### WHAT YOU SHOULD DO
Answer with a single number: the count of lines that include the string "Setup".

### Stored data
------------------------------------------------------------

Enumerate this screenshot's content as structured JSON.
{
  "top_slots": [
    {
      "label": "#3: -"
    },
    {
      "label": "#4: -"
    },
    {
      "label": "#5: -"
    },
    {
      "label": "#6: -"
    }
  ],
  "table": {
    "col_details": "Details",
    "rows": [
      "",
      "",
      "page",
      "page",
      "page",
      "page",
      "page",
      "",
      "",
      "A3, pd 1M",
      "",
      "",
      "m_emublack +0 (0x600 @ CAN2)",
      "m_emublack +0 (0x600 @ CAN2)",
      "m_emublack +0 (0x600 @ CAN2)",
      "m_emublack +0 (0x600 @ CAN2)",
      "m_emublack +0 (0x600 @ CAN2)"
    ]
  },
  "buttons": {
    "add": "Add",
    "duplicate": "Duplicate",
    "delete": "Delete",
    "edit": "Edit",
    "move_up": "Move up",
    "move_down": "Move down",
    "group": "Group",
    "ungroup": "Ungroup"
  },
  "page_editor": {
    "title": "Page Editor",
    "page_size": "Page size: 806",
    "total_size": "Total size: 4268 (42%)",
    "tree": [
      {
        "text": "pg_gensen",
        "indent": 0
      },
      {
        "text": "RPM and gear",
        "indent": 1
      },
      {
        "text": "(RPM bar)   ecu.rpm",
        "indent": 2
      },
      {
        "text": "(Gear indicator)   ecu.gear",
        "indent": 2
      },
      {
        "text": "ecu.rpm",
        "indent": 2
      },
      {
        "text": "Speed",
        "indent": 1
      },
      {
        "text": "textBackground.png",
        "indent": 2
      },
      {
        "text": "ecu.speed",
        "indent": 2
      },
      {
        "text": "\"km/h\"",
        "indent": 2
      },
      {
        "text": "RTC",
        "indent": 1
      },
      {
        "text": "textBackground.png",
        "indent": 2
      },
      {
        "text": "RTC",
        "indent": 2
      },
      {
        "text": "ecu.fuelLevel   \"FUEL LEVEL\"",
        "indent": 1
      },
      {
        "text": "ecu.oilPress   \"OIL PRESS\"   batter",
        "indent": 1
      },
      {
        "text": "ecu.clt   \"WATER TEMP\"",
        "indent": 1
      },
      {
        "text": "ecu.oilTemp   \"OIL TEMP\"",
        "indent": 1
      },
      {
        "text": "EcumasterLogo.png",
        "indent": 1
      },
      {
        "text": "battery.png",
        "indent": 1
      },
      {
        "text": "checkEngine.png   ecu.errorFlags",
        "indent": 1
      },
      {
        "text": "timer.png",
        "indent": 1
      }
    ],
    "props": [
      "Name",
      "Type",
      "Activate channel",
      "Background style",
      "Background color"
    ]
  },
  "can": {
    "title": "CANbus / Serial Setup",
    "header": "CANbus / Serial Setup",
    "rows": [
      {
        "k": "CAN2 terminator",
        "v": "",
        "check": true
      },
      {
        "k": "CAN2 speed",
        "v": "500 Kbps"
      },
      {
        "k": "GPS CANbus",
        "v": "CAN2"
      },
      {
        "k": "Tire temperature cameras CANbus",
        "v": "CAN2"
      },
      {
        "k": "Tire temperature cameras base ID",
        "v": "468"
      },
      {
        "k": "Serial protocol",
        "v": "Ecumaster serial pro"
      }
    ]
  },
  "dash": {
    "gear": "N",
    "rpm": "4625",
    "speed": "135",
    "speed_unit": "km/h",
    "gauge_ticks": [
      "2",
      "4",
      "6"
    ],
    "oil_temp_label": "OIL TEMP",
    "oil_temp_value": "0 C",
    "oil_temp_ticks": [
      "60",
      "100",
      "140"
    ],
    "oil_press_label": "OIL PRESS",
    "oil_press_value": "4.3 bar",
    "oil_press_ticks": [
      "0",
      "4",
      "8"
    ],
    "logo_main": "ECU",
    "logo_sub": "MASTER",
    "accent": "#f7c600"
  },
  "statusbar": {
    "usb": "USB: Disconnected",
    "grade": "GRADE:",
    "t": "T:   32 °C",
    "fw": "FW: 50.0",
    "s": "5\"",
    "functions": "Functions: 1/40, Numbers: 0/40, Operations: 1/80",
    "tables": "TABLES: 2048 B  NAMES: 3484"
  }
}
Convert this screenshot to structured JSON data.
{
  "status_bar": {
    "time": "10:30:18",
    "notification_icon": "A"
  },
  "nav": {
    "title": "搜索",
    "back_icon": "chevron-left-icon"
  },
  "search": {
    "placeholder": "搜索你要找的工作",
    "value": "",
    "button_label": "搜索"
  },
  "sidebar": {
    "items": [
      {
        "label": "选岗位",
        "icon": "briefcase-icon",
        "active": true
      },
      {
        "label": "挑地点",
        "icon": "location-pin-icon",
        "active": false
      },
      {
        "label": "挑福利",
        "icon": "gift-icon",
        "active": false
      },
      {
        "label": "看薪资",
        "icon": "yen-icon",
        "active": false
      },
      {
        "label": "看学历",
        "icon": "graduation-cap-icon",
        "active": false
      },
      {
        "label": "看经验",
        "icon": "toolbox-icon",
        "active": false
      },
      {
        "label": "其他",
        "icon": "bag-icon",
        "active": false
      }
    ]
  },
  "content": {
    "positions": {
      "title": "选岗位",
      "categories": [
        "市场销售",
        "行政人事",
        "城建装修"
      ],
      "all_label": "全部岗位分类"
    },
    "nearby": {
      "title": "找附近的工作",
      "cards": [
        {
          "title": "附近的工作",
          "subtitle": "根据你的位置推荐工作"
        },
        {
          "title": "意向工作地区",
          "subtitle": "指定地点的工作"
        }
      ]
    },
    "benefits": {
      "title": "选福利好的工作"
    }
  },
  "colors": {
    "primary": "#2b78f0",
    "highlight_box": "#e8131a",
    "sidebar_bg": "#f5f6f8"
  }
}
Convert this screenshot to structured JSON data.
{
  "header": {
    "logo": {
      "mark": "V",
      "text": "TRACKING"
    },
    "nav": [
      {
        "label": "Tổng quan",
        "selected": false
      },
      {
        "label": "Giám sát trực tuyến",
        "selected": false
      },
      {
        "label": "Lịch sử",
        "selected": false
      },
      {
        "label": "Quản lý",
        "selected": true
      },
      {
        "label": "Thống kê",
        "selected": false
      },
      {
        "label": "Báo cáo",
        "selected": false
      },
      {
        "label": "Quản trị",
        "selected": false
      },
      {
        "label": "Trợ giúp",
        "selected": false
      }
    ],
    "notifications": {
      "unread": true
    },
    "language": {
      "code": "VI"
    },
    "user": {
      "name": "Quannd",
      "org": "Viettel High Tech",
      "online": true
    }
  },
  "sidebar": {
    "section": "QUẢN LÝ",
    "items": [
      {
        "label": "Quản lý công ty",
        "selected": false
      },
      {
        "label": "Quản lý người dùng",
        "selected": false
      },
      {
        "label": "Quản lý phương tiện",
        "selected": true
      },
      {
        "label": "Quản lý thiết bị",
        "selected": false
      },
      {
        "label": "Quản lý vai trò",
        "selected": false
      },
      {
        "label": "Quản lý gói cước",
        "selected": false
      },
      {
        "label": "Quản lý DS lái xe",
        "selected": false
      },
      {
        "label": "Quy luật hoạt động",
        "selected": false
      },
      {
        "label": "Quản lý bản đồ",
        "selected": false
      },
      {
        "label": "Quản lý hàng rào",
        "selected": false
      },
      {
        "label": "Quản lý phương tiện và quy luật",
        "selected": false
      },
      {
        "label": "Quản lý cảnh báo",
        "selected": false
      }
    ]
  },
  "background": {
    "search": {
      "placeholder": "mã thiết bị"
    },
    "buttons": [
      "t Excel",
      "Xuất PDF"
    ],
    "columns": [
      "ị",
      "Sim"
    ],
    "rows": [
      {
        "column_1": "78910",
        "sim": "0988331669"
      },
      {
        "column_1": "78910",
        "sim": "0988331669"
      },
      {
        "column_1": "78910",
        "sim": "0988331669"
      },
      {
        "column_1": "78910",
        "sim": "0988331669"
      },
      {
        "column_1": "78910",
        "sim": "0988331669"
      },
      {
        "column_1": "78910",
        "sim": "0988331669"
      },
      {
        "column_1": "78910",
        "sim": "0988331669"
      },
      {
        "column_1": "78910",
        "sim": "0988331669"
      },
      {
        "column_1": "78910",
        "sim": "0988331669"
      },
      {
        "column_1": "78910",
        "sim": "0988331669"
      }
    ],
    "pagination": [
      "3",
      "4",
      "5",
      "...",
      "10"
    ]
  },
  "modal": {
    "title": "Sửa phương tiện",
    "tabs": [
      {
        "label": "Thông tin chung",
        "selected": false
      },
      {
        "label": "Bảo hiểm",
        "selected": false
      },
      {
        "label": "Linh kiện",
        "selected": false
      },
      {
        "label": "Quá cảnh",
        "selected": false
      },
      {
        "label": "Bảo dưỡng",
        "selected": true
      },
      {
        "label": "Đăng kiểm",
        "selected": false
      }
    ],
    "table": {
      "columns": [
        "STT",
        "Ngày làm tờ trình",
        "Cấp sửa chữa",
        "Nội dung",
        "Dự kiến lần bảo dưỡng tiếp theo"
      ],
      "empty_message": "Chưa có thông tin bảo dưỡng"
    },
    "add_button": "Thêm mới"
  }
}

------------------------------------------------------------

### CORRECT OUTPUT
2